• _What you need to do_
Below are the records. Reproduce exactly the lines from the one containing "Read all visible content and emit it as JSON." through the final line, and omit any pictures.

Items from a figure collection
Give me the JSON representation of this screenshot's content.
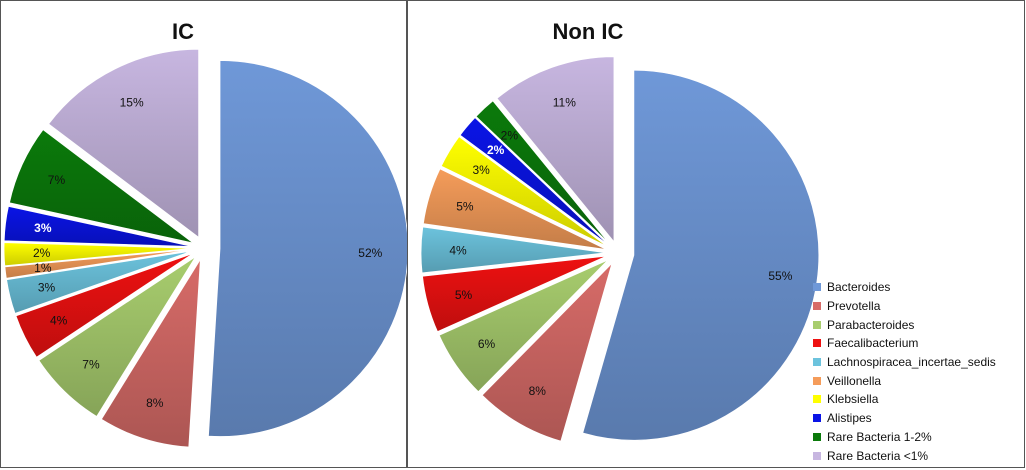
{
  "chart_data": [
    {
      "type": "pie",
      "title": "IC",
      "categories": [
        "Bacteroides",
        "Prevotella",
        "Parabacteroides",
        "Faecalibacterium",
        "Lachnospiracea_incertae_sedis",
        "Veillonella",
        "Klebsiella",
        "Alistipes",
        "Rare Bacteria 1-2%",
        "Rare Bacteria <1%"
      ],
      "values": [
        52,
        8,
        7,
        4,
        3,
        1,
        2,
        3,
        7,
        15
      ],
      "labels": [
        "52%",
        "8%",
        "7%",
        "4%",
        "3%",
        "1%",
        "2%",
        "3%",
        "7%",
        "15%"
      ],
      "exploded": true
    },
    {
      "type": "pie",
      "title": "Non IC",
      "categories": [
        "Bacteroides",
        "Prevotella",
        "Parabacteroides",
        "Faecalibacterium",
        "Lachnospiracea_incertae_sedis",
        "Veillonella",
        "Klebsiella",
        "Alistipes",
        "Rare Bacteria 1-2%",
        "Rare Bacteria <1%"
      ],
      "values": [
        55,
        8,
        6,
        5,
        4,
        5,
        3,
        2,
        2,
        11
      ],
      "labels": [
        "55%",
        "8%",
        "6%",
        "5%",
        "4%",
        "5%",
        "3%",
        "2%",
        "2%",
        "11%"
      ],
      "exploded": true
    }
  ],
  "legend": {
    "placement": "bottom-right",
    "items": [
      {
        "label": "Bacteroides",
        "color": "#6f98d8"
      },
      {
        "label": "Prevotella",
        "color": "#d76b68"
      },
      {
        "label": "Parabacteroides",
        "color": "#a8cd6e"
      },
      {
        "label": "Faecalibacterium",
        "color": "#ee1111"
      },
      {
        "label": "Lachnospiracea_incertae_sedis",
        "color": "#6cc3dd"
      },
      {
        "label": "Veillonella",
        "color": "#f59c5a"
      },
      {
        "label": "Klebsiella",
        "color": "#ffff00"
      },
      {
        "label": "Alistipes",
        "color": "#0a14e6"
      },
      {
        "label": " Rare Bacteria 1-2%",
        "color": "#0b7a0b"
      },
      {
        "label": "Rare Bacteria <1%",
        "color": "#c7b6e0"
      }
    ]
  },
  "white_label_categories": [
    "Alistipes"
  ]
}
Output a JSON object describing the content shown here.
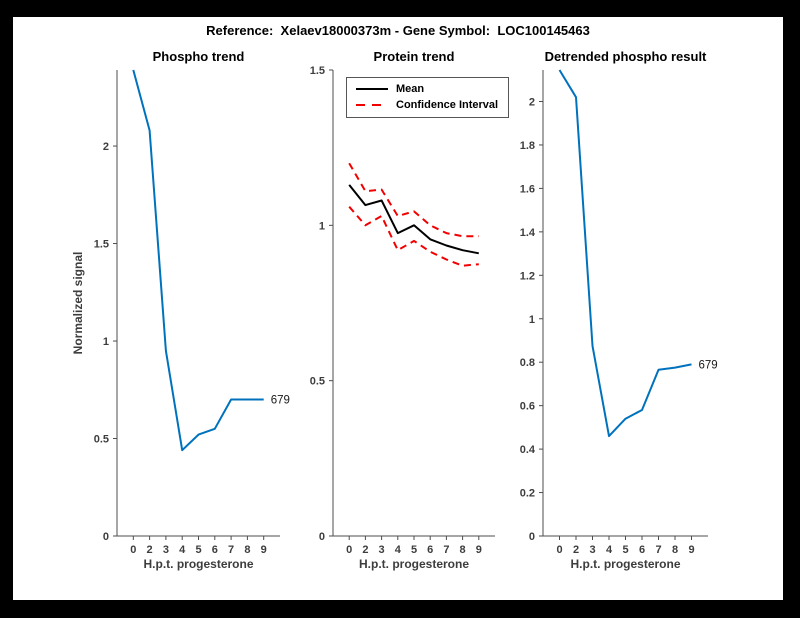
{
  "window": {
    "frame_color": "#000000",
    "canvas_color": "#ffffff"
  },
  "figure_title": "Reference:  Xelaev18000373m - Gene Symbol:  LOC100145463",
  "palette": {
    "signal_line": "#0072bd",
    "mean_line": "#000000",
    "confidence_line": "#f20000",
    "axis": "#4d4d4d",
    "tick_text": "#3d3d3d"
  },
  "chart_data": [
    {
      "type": "line",
      "title": "Phospho trend",
      "xlabel": "H.p.t. progesterone",
      "ylabel": "Normalized signal",
      "x_tick_labels": [
        "0",
        "2",
        "3",
        "4",
        "5",
        "6",
        "7",
        "8",
        "9"
      ],
      "y_ticks": [
        0,
        0.5,
        1,
        1.5,
        2
      ],
      "y_tick_labels": [
        "0",
        "0.5",
        "1",
        "1.5",
        "2"
      ],
      "ylim": [
        0,
        2.39
      ],
      "grid": false,
      "series": [
        {
          "name": "phospho signal",
          "color_key": "signal_line",
          "style": "solid",
          "values": [
            2.39,
            2.08,
            0.95,
            0.44,
            0.52,
            0.55,
            0.7,
            0.7,
            0.7
          ],
          "end_label": "679"
        }
      ]
    },
    {
      "type": "line",
      "title": "Protein trend",
      "xlabel": "H.p.t. progesterone",
      "ylabel": "",
      "x_tick_labels": [
        "0",
        "2",
        "3",
        "4",
        "5",
        "6",
        "7",
        "8",
        "9"
      ],
      "y_ticks": [
        0,
        0.5,
        1,
        1.5
      ],
      "y_tick_labels": [
        "0",
        "0.5",
        "1",
        "1.5"
      ],
      "ylim": [
        0,
        1.5
      ],
      "grid": false,
      "legend_position": "north-inside",
      "legend_entries": [
        {
          "label": "Mean",
          "color_key": "mean_line",
          "style": "solid"
        },
        {
          "label": "Confidence Interval",
          "color_key": "confidence_line",
          "style": "dashed"
        }
      ],
      "series": [
        {
          "name": "mean",
          "color_key": "mean_line",
          "style": "solid",
          "values": [
            1.13,
            1.065,
            1.08,
            0.975,
            1.0,
            0.955,
            0.935,
            0.92,
            0.91
          ]
        },
        {
          "name": "confidence upper",
          "color_key": "confidence_line",
          "style": "dashed",
          "values": [
            1.2,
            1.11,
            1.115,
            1.03,
            1.045,
            1.0,
            0.975,
            0.965,
            0.965
          ]
        },
        {
          "name": "confidence lower",
          "color_key": "confidence_line",
          "style": "dashed",
          "values": [
            1.06,
            1.0,
            1.03,
            0.92,
            0.95,
            0.915,
            0.89,
            0.87,
            0.875
          ]
        }
      ]
    },
    {
      "type": "line",
      "title": "Detrended phospho result",
      "xlabel": "H.p.t. progesterone",
      "ylabel": "",
      "x_tick_labels": [
        "0",
        "2",
        "3",
        "4",
        "5",
        "6",
        "7",
        "8",
        "9"
      ],
      "y_ticks": [
        0,
        0.2,
        0.4,
        0.6,
        0.8,
        1,
        1.2,
        1.4,
        1.6,
        1.8,
        2
      ],
      "y_tick_labels": [
        "0",
        "0.2",
        "0.4",
        "0.6",
        "0.8",
        "1",
        "1.2",
        "1.4",
        "1.6",
        "1.8",
        "2"
      ],
      "ylim": [
        0,
        2.145
      ],
      "grid": false,
      "series": [
        {
          "name": "detrended signal",
          "color_key": "signal_line",
          "style": "solid",
          "values": [
            2.145,
            2.02,
            0.875,
            0.46,
            0.54,
            0.58,
            0.765,
            0.775,
            0.79
          ],
          "end_label": "679"
        }
      ]
    }
  ]
}
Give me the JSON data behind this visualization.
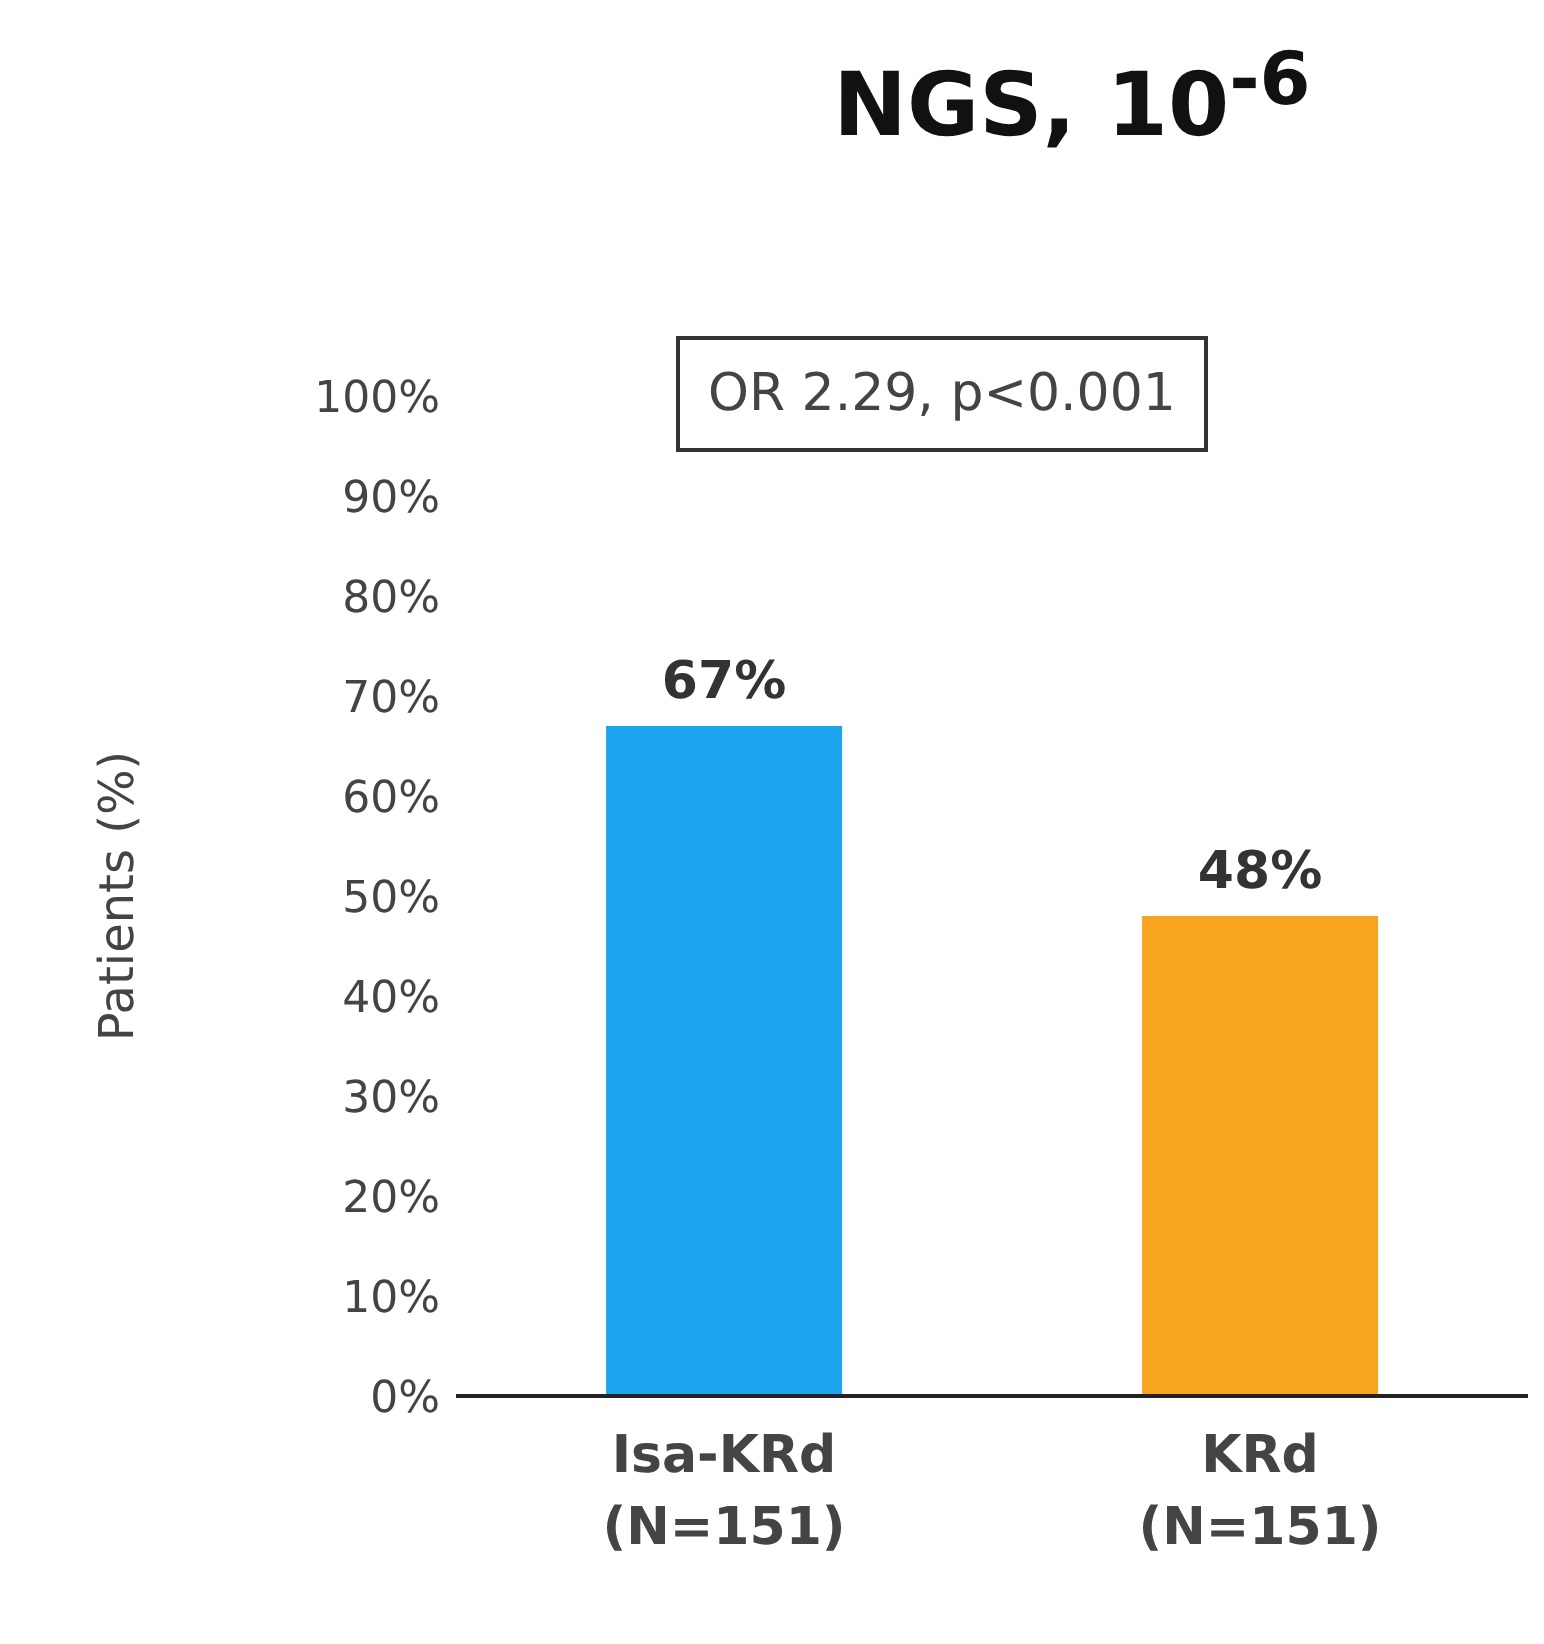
{
  "chart_data": {
    "type": "bar",
    "title": "NGS, 10$^{-6}$",
    "ylabel": "Patients (%)",
    "categories": [
      "Isa-KRd\n(N=151)",
      "KRd\n(N=151)"
    ],
    "values": [
      67,
      48
    ],
    "colors": [
      "#1ea5ef",
      "#f7a51e"
    ],
    "value_labels": [
      "67%",
      "48%"
    ],
    "ylim": [
      0,
      100
    ],
    "yticks": [
      {
        "value": 0,
        "label": "0%"
      },
      {
        "value": 10,
        "label": "10%"
      },
      {
        "value": 20,
        "label": "20%"
      },
      {
        "value": 30,
        "label": "30%"
      },
      {
        "value": 40,
        "label": "40%"
      },
      {
        "value": 50,
        "label": "50%"
      },
      {
        "value": 60,
        "label": "60%"
      },
      {
        "value": 70,
        "label": "70%"
      },
      {
        "value": 80,
        "label": "80%"
      },
      {
        "value": 90,
        "label": "90%"
      },
      {
        "value": 100,
        "label": "100%"
      }
    ],
    "annotations": [
      "OR 2.29, p<0.001"
    ],
    "grid": false,
    "legend": false
  }
}
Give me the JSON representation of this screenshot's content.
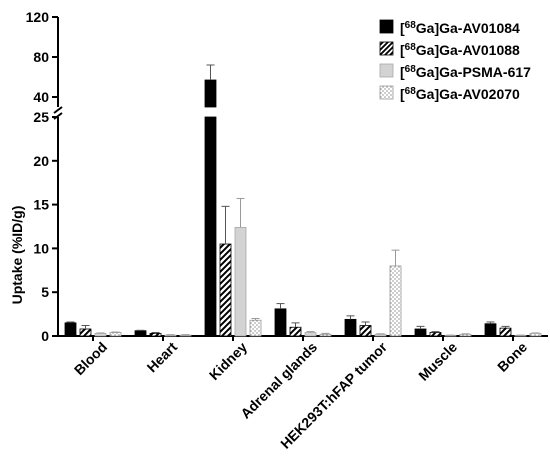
{
  "chart_data": {
    "type": "bar",
    "ylabel": "Uptake (%ID/g)",
    "xlabel": "",
    "title": "",
    "categories": [
      "Blood",
      "Heart",
      "Kidney",
      "Adrenal glands",
      "HEK293T:hFAP tumor",
      "Muscle",
      "Bone"
    ],
    "y_axis": {
      "broken": true,
      "lower_segment": {
        "ylim": [
          0,
          25
        ],
        "ticks": [
          "0",
          "5",
          "10",
          "15",
          "20",
          "25"
        ]
      },
      "upper_segment": {
        "ylim": [
          30,
          120
        ],
        "ticks": [
          "40",
          "80",
          "120"
        ]
      }
    },
    "legend_position": "top-right",
    "series": [
      {
        "name": "[68Ga]Ga-AV01084",
        "pattern": "solid-black",
        "values": [
          1.5,
          0.6,
          57,
          3.1,
          1.9,
          0.8,
          1.4
        ],
        "errors": [
          0.1,
          0.05,
          15,
          0.6,
          0.4,
          0.3,
          0.2
        ]
      },
      {
        "name": "[68Ga]Ga-AV01088",
        "pattern": "diagonal-hatch",
        "values": [
          0.8,
          0.3,
          10.5,
          1.0,
          1.2,
          0.4,
          0.9
        ],
        "errors": [
          0.4,
          0.1,
          4.3,
          0.5,
          0.4,
          0.1,
          0.2
        ]
      },
      {
        "name": "[68Ga]Ga-PSMA-617",
        "pattern": "light-gray",
        "values": [
          0.3,
          0.1,
          12.4,
          0.4,
          0.2,
          0.05,
          0.05
        ],
        "errors": [
          0.05,
          0.05,
          3.3,
          0.1,
          0.05,
          0.05,
          0.05
        ]
      },
      {
        "name": "[68Ga]Ga-AV02070",
        "pattern": "dotted",
        "values": [
          0.4,
          0.1,
          1.8,
          0.2,
          8.0,
          0.2,
          0.3
        ],
        "errors": [
          0.05,
          0.05,
          0.2,
          0.1,
          1.8,
          0.05,
          0.05
        ]
      }
    ]
  }
}
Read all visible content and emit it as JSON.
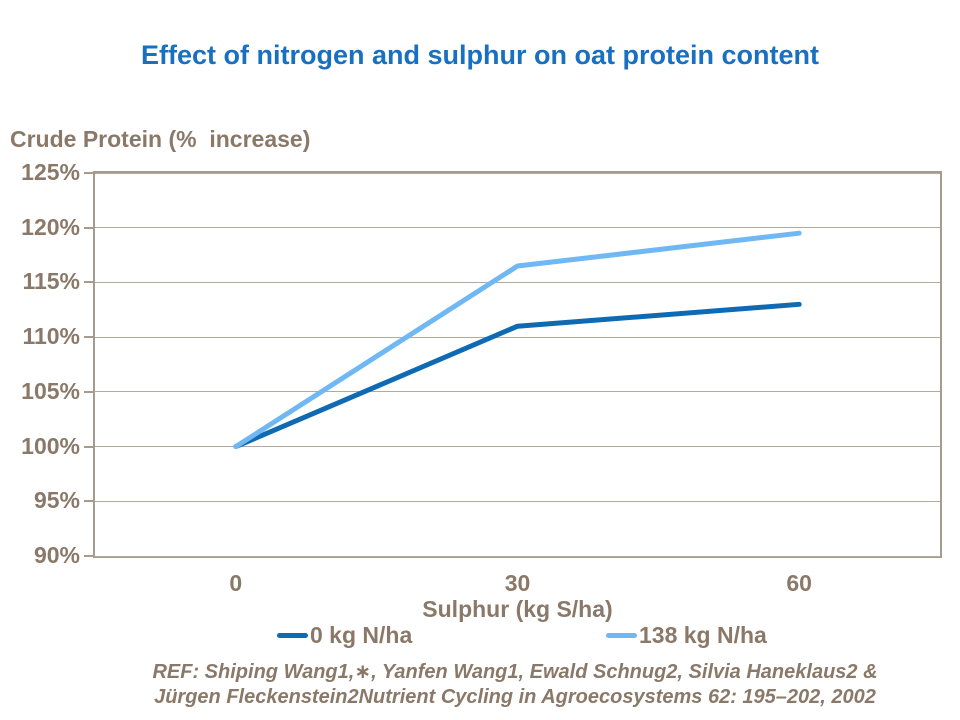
{
  "title": "Effect of nitrogen and sulphur on oat protein content",
  "colors": {
    "title_blue": "#1970C0",
    "label_brown": "#8A7968",
    "gridline": "#B3AA9E",
    "plot_border": "#A69B8D",
    "series_dark_blue": "#0F6AB4",
    "series_light_blue": "#70B8F4"
  },
  "chart_data": {
    "type": "line",
    "title": "Effect of nitrogen and sulphur on oat protein content",
    "xlabel": "Sulphur (kg S/ha)",
    "ylabel": "Crude Protein (%  increase)",
    "categories": [
      "0",
      "30",
      "60"
    ],
    "series": [
      {
        "name": "0 kg N/ha",
        "color": "#0F6AB4",
        "values": [
          100,
          111,
          113
        ]
      },
      {
        "name": "138 kg N/ha",
        "color": "#70B8F4",
        "values": [
          100,
          116.5,
          119.5
        ]
      }
    ],
    "ylim": [
      90,
      125
    ],
    "ytick_step": 5,
    "yticks": [
      "125%",
      "120%",
      "115%",
      "110%",
      "105%",
      "100%",
      "95%",
      "90%"
    ],
    "ytick_values": [
      125,
      120,
      115,
      110,
      105,
      100,
      95,
      90
    ],
    "grid": true,
    "legend_position": "bottom"
  },
  "footer": {
    "ref_line1": "REF: Shiping Wang1,∗, Yanfen Wang1, Ewald Schnug2, Silvia Haneklaus2 &",
    "ref_line2": "Jürgen Fleckenstein2Nutrient Cycling in Agroecosystems 62: 195–202, 2002"
  }
}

• _Answer box_
Read all visible content and emit it as JSON.
{
  "title": "Effect of nitrogen and sulphur on oat protein content",
  "colors": {
    "title_blue": "#1970C0",
    "label_brown": "#8A7968",
    "gridline": "#B3AA9E",
    "plot_border": "#A69B8D",
    "series_dark_blue": "#0F6AB4",
    "series_light_blue": "#70B8F4"
  },
  "chart_data": {
    "type": "line",
    "title": "Effect of nitrogen and sulphur on oat protein content",
    "xlabel": "Sulphur (kg S/ha)",
    "ylabel": "Crude Protein (%  increase)",
    "categories": [
      "0",
      "30",
      "60"
    ],
    "series": [
      {
        "name": "0 kg N/ha",
        "color": "#0F6AB4",
        "values": [
          100,
          111,
          113
        ]
      },
      {
        "name": "138 kg N/ha",
        "color": "#70B8F4",
        "values": [
          100,
          116.5,
          119.5
        ]
      }
    ],
    "ylim": [
      90,
      125
    ],
    "ytick_step": 5,
    "yticks": [
      "125%",
      "120%",
      "115%",
      "110%",
      "105%",
      "100%",
      "95%",
      "90%"
    ],
    "ytick_values": [
      125,
      120,
      115,
      110,
      105,
      100,
      95,
      90
    ],
    "grid": true,
    "legend_position": "bottom"
  },
  "footer": {
    "ref_line1": "REF: Shiping Wang1,∗, Yanfen Wang1, Ewald Schnug2, Silvia Haneklaus2 &",
    "ref_line2": "Jürgen Fleckenstein2Nutrient Cycling in Agroecosystems 62: 195–202, 2002"
  }
}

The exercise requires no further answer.